- **DIRECTION**: Every line of the listing must be reproduced as it stands. Leave the images behind.

- **ENTRIES**:
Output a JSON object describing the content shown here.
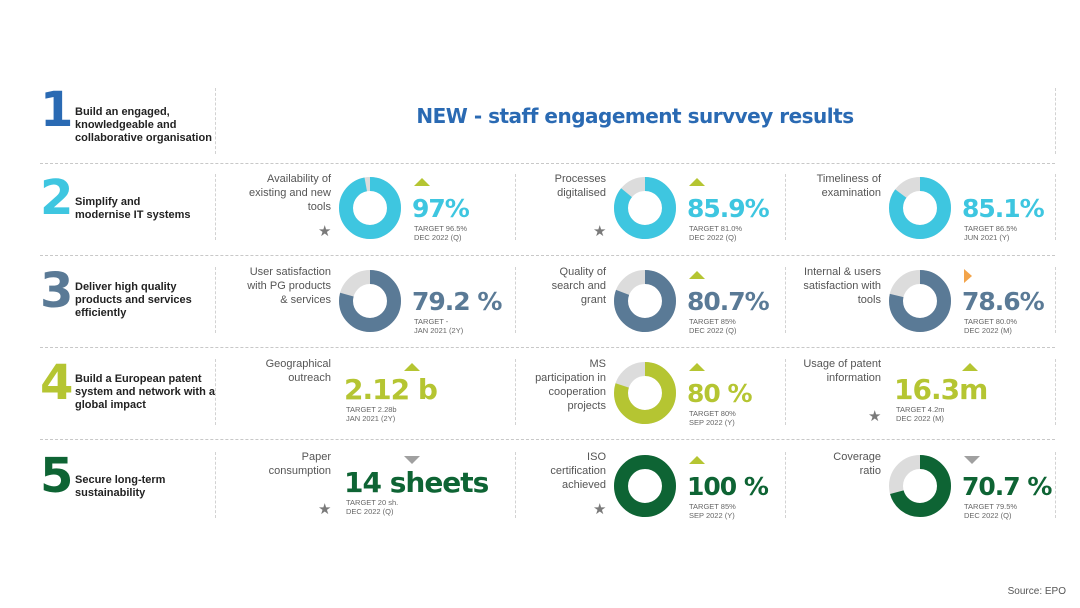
{
  "headline": "NEW - staff engagement survvey results",
  "source": "Source: EPO",
  "colors": {
    "blue_dark": "#2a6ab3",
    "cyan": "#3ec6e0",
    "slate": "#5a7a96",
    "lime": "#b5c532",
    "green": "#0e6434",
    "grey_ring": "#dcdcdc",
    "trend_up": "#b5c532",
    "trend_down": "#a0a0a0",
    "trend_neutral": "#f3a44a"
  },
  "objectives": [
    {
      "number": "1",
      "title_lines": [
        "Build an engaged,",
        "knowledgeable and",
        "collaborative organisation"
      ],
      "color": "#2a6ab3"
    },
    {
      "number": "2",
      "title_lines": [
        "Simplify and",
        "modernise IT systems"
      ],
      "color": "#3ec6e0"
    },
    {
      "number": "3",
      "title_lines": [
        "Deliver high quality",
        "products and services",
        "efficiently"
      ],
      "color": "#5a7a96"
    },
    {
      "number": "4",
      "title_lines": [
        "Build a European patent",
        "system and network with a",
        "global impact"
      ],
      "color": "#b5c532"
    },
    {
      "number": "5",
      "title_lines": [
        "Secure long-term",
        "sustainability"
      ],
      "color": "#0e6434"
    }
  ],
  "kpis": [
    [
      {
        "label_lines": [
          "Availability of",
          "existing and new",
          "tools"
        ],
        "value": "97%",
        "percent": 97,
        "target": "TARGET 96.5%",
        "date": "DEC 2022 (Q)",
        "trend": "up",
        "star": true,
        "donut": true,
        "color": "#3ec6e0"
      },
      {
        "label_lines": [
          "Processes",
          "digitalised"
        ],
        "value": "85.9%",
        "percent": 85.9,
        "target": "TARGET 81.0%",
        "date": "DEC 2022 (Q)",
        "trend": "up",
        "star": true,
        "donut": true,
        "color": "#3ec6e0"
      },
      {
        "label_lines": [
          "Timeliness of",
          "examination"
        ],
        "value": "85.1%",
        "percent": 85.1,
        "target": "TARGET 86.5%",
        "date": "JUN 2021 (Y)",
        "trend": "none",
        "star": false,
        "donut": true,
        "color": "#3ec6e0"
      }
    ],
    [
      {
        "label_lines": [
          "User satisfaction",
          "with PG products",
          "& services"
        ],
        "value": "79.2 %",
        "percent": 79.2,
        "target": "TARGET -",
        "date": "JAN 2021 (2Y)",
        "trend": "none",
        "star": false,
        "donut": true,
        "color": "#5a7a96"
      },
      {
        "label_lines": [
          "Quality of",
          "search and",
          "grant"
        ],
        "value": "80.7%",
        "percent": 80.7,
        "target": "TARGET 85%",
        "date": "DEC 2022 (Q)",
        "trend": "up",
        "star": false,
        "donut": true,
        "color": "#5a7a96"
      },
      {
        "label_lines": [
          "Internal & users",
          "satisfaction with",
          "tools"
        ],
        "value": "78.6%",
        "percent": 78.6,
        "target": "TARGET 80.0%",
        "date": "DEC 2022 (M)",
        "trend": "neutral",
        "star": false,
        "donut": true,
        "color": "#5a7a96"
      }
    ],
    [
      {
        "label_lines": [
          "Geographical",
          "outreach"
        ],
        "value": "2.12 b",
        "percent": null,
        "target": "TARGET 2.28b",
        "date": "JAN 2021 (2Y)",
        "trend": "up",
        "star": false,
        "donut": false,
        "color": "#b5c532"
      },
      {
        "label_lines": [
          "MS",
          "participation in",
          "cooperation",
          "projects"
        ],
        "value": "80 %",
        "percent": 80,
        "target": "TARGET 80%",
        "date": "SEP 2022 (Y)",
        "trend": "up",
        "star": false,
        "donut": true,
        "color": "#b5c532"
      },
      {
        "label_lines": [
          "Usage of patent",
          "information"
        ],
        "value": "16.3m",
        "percent": null,
        "target": "TARGET 4.2m",
        "date": "DEC 2022 (M)",
        "trend": "up",
        "star": true,
        "donut": false,
        "color": "#b5c532"
      }
    ],
    [
      {
        "label_lines": [
          "Paper",
          "consumption"
        ],
        "value": "14 sheets",
        "percent": null,
        "target": "TARGET 20 sh.",
        "date": "DEC 2022 (Q)",
        "trend": "down",
        "star": true,
        "donut": false,
        "color": "#0e6434"
      },
      {
        "label_lines": [
          "ISO",
          "certification",
          "achieved"
        ],
        "value": "100 %",
        "percent": 100,
        "target": "TARGET 85%",
        "date": "SEP 2022 (Y)",
        "trend": "up",
        "star": true,
        "donut": true,
        "color": "#0e6434"
      },
      {
        "label_lines": [
          "Coverage",
          "ratio"
        ],
        "value": "70.7 %",
        "percent": 70.7,
        "target": "TARGET 79.5%",
        "date": "DEC 2022 (Q)",
        "trend": "down",
        "star": false,
        "donut": true,
        "color": "#0e6434"
      }
    ]
  ]
}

- **CORRECT OUTPUT**:
Output a JSON object describing the content shown here.
{
  "headline": "NEW - staff engagement survvey results",
  "source": "Source: EPO",
  "colors": {
    "blue_dark": "#2a6ab3",
    "cyan": "#3ec6e0",
    "slate": "#5a7a96",
    "lime": "#b5c532",
    "green": "#0e6434",
    "grey_ring": "#dcdcdc",
    "trend_up": "#b5c532",
    "trend_down": "#a0a0a0",
    "trend_neutral": "#f3a44a"
  },
  "objectives": [
    {
      "number": "1",
      "title_lines": [
        "Build an engaged,",
        "knowledgeable and",
        "collaborative organisation"
      ],
      "color": "#2a6ab3"
    },
    {
      "number": "2",
      "title_lines": [
        "Simplify and",
        "modernise IT systems"
      ],
      "color": "#3ec6e0"
    },
    {
      "number": "3",
      "title_lines": [
        "Deliver high quality",
        "products and services",
        "efficiently"
      ],
      "color": "#5a7a96"
    },
    {
      "number": "4",
      "title_lines": [
        "Build a European patent",
        "system and network with a",
        "global impact"
      ],
      "color": "#b5c532"
    },
    {
      "number": "5",
      "title_lines": [
        "Secure long-term",
        "sustainability"
      ],
      "color": "#0e6434"
    }
  ],
  "kpis": [
    [
      {
        "label_lines": [
          "Availability of",
          "existing and new",
          "tools"
        ],
        "value": "97%",
        "percent": 97,
        "target": "TARGET 96.5%",
        "date": "DEC 2022 (Q)",
        "trend": "up",
        "star": true,
        "donut": true,
        "color": "#3ec6e0"
      },
      {
        "label_lines": [
          "Processes",
          "digitalised"
        ],
        "value": "85.9%",
        "percent": 85.9,
        "target": "TARGET 81.0%",
        "date": "DEC 2022 (Q)",
        "trend": "up",
        "star": true,
        "donut": true,
        "color": "#3ec6e0"
      },
      {
        "label_lines": [
          "Timeliness of",
          "examination"
        ],
        "value": "85.1%",
        "percent": 85.1,
        "target": "TARGET 86.5%",
        "date": "JUN 2021 (Y)",
        "trend": "none",
        "star": false,
        "donut": true,
        "color": "#3ec6e0"
      }
    ],
    [
      {
        "label_lines": [
          "User satisfaction",
          "with PG products",
          "& services"
        ],
        "value": "79.2 %",
        "percent": 79.2,
        "target": "TARGET -",
        "date": "JAN 2021 (2Y)",
        "trend": "none",
        "star": false,
        "donut": true,
        "color": "#5a7a96"
      },
      {
        "label_lines": [
          "Quality of",
          "search and",
          "grant"
        ],
        "value": "80.7%",
        "percent": 80.7,
        "target": "TARGET 85%",
        "date": "DEC 2022 (Q)",
        "trend": "up",
        "star": false,
        "donut": true,
        "color": "#5a7a96"
      },
      {
        "label_lines": [
          "Internal & users",
          "satisfaction with",
          "tools"
        ],
        "value": "78.6%",
        "percent": 78.6,
        "target": "TARGET 80.0%",
        "date": "DEC 2022 (M)",
        "trend": "neutral",
        "star": false,
        "donut": true,
        "color": "#5a7a96"
      }
    ],
    [
      {
        "label_lines": [
          "Geographical",
          "outreach"
        ],
        "value": "2.12 b",
        "percent": null,
        "target": "TARGET 2.28b",
        "date": "JAN 2021 (2Y)",
        "trend": "up",
        "star": false,
        "donut": false,
        "color": "#b5c532"
      },
      {
        "label_lines": [
          "MS",
          "participation in",
          "cooperation",
          "projects"
        ],
        "value": "80 %",
        "percent": 80,
        "target": "TARGET 80%",
        "date": "SEP 2022 (Y)",
        "trend": "up",
        "star": false,
        "donut": true,
        "color": "#b5c532"
      },
      {
        "label_lines": [
          "Usage of patent",
          "information"
        ],
        "value": "16.3m",
        "percent": null,
        "target": "TARGET 4.2m",
        "date": "DEC 2022 (M)",
        "trend": "up",
        "star": true,
        "donut": false,
        "color": "#b5c532"
      }
    ],
    [
      {
        "label_lines": [
          "Paper",
          "consumption"
        ],
        "value": "14 sheets",
        "percent": null,
        "target": "TARGET 20 sh.",
        "date": "DEC 2022 (Q)",
        "trend": "down",
        "star": true,
        "donut": false,
        "color": "#0e6434"
      },
      {
        "label_lines": [
          "ISO",
          "certification",
          "achieved"
        ],
        "value": "100 %",
        "percent": 100,
        "target": "TARGET 85%",
        "date": "SEP 2022 (Y)",
        "trend": "up",
        "star": true,
        "donut": true,
        "color": "#0e6434"
      },
      {
        "label_lines": [
          "Coverage",
          "ratio"
        ],
        "value": "70.7 %",
        "percent": 70.7,
        "target": "TARGET 79.5%",
        "date": "DEC 2022 (Q)",
        "trend": "down",
        "star": false,
        "donut": true,
        "color": "#0e6434"
      }
    ]
  ]
}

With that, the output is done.